_TEXT SEGMENT_:

══════

Second, Christ is King in the Kingdom of God. The Angel Gabriel prophesied at the Annunciation (Luke 1:32-33) that “He will be great, and will be called the Son of the Most High; and the Lord God will give to him the throne of his father David, and he will reign over the house of Jacob for ever; and of his kingdom there will be no end.” St. Paul testifies (1 Timothy 6:13-16):
In the presence of God who gives life to all things, and of Christ Jesus who in his testimony before Pontius Pilate made the good confession, I charge you to keep the commandment unstained and free from reproach until the appearing of our Lord Jesus Christ; and this will be made manifest at the proper time by the blessed and only Sovereign, the King of kings and Lord of lords, who alone has immortality and dwells in unapproachable light, whom no man has ever seen or can see. To him be honor and eternal dominion. Amen.
Likewise, St. John sees an image of Christ in Glory, and “on his robe and on his thigh he has a name inscribed, King of kings and Lord of lords” (Revelation 19:16). Pope Pius XI, in his 1925 encyclical Quas Primas (perhaps the best explanation on the Kingship of Christ), gives a brief Biblical exposition:
Moreover, Christ himself speaks of his own kingly authority: in his last discourse, speaking of the rewards and punishments that will be the eternal lot of the just and the damned; in his reply to the Roman magistrate, who asked him publicly whether he were a king or not; after his resurrection, when giving to his Apostles the mission of teaching and baptizing all nations, he took the opportunity to call himself king, [Matthew 25:31-40] confirming the title publicly,[John 18:37] and solemnly proclaimed that all power was given him in heaven and on earth.[Matthew 28:18] These words can only be taken to indicate the greatness of his power, the infinite extent of his kingdom. What wonder, then, that he whom St. John calls the “prince of the kings of the earth”[Revelation 1:5] appears in the Apostle’s vision of the future as he who “hath on his garment and on his thigh written ‘King of kings and Lord of lords!’.”[Revelation 19:16] It is Christ whom the Father “hath appointed heir of all things”;[Hebrews 1:2] “for he must reign until at the end of the world he hath put all his enemies under the feet of God and the Father.”[1 Corinthians 15:25]
And of course, we proclaim Christ’s Kingship every time we declare “Jesus is Lord” (1 Corinthians 12:3). As Americans, we sometimes miss this, because we don’t have much exposure to kings and lords, but that’s what we’re saying, whether we realize it or not.

══════

_EXCERPTED RECORDS_:

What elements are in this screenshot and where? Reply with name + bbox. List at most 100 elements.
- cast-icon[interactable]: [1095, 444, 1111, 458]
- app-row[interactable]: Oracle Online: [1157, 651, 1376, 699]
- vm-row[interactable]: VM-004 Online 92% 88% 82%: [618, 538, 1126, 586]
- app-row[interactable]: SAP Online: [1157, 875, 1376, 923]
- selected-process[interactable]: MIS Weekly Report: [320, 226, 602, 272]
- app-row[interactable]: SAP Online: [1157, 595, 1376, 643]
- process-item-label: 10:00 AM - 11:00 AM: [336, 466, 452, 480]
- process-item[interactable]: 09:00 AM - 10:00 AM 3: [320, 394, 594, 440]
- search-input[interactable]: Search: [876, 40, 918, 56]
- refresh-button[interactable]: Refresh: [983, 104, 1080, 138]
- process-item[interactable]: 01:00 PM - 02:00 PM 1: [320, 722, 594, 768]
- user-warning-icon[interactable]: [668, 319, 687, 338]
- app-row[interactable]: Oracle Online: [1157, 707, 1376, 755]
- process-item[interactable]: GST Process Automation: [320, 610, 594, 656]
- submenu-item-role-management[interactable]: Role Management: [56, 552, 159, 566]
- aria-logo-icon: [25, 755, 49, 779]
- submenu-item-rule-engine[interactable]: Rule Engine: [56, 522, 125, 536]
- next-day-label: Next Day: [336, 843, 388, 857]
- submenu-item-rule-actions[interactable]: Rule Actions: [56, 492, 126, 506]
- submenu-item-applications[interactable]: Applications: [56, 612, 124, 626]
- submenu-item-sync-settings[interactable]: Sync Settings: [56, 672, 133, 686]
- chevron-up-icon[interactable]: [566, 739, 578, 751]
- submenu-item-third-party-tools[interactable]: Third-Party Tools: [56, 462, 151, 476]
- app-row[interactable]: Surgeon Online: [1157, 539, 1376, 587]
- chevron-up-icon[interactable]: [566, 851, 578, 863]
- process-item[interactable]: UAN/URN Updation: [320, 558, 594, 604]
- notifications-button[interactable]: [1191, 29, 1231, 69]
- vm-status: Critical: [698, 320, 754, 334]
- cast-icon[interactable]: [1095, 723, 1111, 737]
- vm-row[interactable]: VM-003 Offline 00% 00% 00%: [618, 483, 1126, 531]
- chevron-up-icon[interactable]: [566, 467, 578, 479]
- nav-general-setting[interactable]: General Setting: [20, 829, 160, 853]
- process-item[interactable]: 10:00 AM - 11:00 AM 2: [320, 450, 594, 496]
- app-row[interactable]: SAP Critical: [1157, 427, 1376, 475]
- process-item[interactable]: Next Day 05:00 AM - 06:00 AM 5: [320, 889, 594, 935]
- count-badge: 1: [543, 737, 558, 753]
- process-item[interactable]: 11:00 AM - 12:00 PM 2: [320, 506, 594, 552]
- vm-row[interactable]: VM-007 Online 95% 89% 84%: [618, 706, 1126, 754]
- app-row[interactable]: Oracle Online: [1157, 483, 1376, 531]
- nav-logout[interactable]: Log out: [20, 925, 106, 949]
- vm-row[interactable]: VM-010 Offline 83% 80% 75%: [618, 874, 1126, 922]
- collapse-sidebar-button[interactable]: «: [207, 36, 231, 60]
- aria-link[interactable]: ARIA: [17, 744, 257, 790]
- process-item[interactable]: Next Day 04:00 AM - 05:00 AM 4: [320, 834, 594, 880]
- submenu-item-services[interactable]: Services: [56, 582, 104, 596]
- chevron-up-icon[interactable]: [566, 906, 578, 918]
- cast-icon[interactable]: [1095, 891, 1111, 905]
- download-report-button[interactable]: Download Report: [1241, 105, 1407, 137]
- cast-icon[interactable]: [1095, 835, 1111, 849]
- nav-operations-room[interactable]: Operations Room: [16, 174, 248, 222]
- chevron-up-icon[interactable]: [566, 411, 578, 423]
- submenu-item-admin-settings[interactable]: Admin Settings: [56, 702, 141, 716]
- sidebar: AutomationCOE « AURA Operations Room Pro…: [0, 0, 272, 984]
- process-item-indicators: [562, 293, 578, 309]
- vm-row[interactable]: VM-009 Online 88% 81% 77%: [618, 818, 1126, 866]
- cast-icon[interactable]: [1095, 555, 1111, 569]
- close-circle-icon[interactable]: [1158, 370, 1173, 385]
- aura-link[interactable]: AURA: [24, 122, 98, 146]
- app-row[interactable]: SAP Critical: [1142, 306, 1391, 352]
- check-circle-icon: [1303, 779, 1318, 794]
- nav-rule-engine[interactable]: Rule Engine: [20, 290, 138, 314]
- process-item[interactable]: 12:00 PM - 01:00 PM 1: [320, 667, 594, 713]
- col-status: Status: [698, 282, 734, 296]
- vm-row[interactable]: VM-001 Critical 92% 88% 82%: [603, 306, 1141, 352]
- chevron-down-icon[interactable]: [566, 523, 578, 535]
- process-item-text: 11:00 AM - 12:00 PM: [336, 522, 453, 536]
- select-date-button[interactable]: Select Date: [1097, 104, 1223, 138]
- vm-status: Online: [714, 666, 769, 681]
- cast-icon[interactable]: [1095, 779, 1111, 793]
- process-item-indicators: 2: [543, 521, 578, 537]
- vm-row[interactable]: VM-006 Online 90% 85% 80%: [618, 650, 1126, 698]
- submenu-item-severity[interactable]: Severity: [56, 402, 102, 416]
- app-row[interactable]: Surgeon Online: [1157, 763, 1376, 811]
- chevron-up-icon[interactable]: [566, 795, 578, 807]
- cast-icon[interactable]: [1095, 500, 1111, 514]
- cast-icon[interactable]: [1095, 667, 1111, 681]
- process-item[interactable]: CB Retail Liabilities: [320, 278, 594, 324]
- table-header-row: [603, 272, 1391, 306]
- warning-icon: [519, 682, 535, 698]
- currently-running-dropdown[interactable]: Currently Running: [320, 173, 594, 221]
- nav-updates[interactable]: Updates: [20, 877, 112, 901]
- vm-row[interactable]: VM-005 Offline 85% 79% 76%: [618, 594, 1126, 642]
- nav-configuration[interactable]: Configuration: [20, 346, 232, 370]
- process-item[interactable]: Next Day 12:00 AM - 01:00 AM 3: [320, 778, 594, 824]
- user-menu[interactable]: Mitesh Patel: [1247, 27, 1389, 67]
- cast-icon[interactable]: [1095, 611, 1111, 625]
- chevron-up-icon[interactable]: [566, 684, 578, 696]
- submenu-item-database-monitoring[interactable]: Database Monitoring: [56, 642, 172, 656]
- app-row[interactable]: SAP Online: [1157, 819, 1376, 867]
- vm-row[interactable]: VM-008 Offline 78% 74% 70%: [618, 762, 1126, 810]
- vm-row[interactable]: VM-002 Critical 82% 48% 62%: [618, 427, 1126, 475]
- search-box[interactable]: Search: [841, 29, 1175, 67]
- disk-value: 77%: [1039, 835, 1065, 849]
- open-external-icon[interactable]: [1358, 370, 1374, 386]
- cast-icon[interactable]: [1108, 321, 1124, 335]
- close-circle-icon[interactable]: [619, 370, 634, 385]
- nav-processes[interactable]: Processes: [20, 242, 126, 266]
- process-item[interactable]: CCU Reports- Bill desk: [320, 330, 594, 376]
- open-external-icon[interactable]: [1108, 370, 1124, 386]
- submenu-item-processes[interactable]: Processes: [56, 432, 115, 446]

══════

_GIVEN TASK 1_: In the passage on Christ's Kingship, which work is described as perhaps the best explanation on the Kingship of Christ?
_GIVEN TASK 2_: Please carry on the passage on Christ's Kingship from its final sentence.
The entries here come from a different source than the passage on Christ's Kingship.

_RESPONSE 1_: Pope Pius XI's 1925 encyclical Quas Primas.

_RESPONSE 2_:
Third, Christ has a Kingdom, not a Democracy. This is closely related to the last point. In a democracy, we regularly think of power and authority as flowing from the bottom-up, what Abraham Lincoln’s Gettysburg Address referred to as “government of the people, by the people, for the people.” There are two closely related ideas here: (1) we the people get to decide who our leaders will be, and if we don’t like them, we can replace them; and (2) our leaders get their authority from us. This second idea is clearly articulated by the Declaration of Independence:
Governments are instituted among Men, deriving their just powers from the consent of the governed, — That whenever any Form of Government becomes destructive of these ends, it is the Right of the People to alter or to abolish it, and to institute new Government, laying its foundation on such principles and organizing its powers in such form, as to them shall seem most likely to effect their Safety and Happiness.
The end point of this is relativism. In the political sphere, that looks like people saying “not my president” when they don’t like the outcome of democratic elections (and that’s a mantra both now, and dating back to at least the Clinton Administration). In the religious sphere, it’s relativism, with its idea that we can choose our own god. But it really goes beyond even that, to the idea that we get to create our own reality. The Supreme Court in Planned Parenthood v. Casey actually endorsed this radical view in claiming that “At the heart of liberty is the right to define one’s own concept of existence, of meaning, of the universe, and of the mystery of human life.”
In other words, the end point of this democratization is the idea that all of reality is something we get to create and determine for ourselves. But Christ is King of Kings and Lord of Lords whether or not we recognize His Kingship and Lordship, and His authority comes from His Father, and not from us. Some parts of reality have to be acknowledged and accepted, not invented. We don’t get to choose our God, we don’t get to choose our parents, and we don’t even really get to choose our Church leaders. These authorities are given to us for our good and our protection. They’re accountable to God for how they lead us, but they’re the ones in charge. As it says in Hebrews 13:7, 17-18:
Remember your leaders, those who spoke to you the word of God; consider the outcome of their life, and imitate their faith. […] Obey your leaders and submit to them; for they are keeping watch over your souls, as men who will have to give account. Let them do this joyfully, and not sadly, for that would be of no advantage to you. Pray for us, for we are sure that we have a clear conscience, desiring to act honorably in all things.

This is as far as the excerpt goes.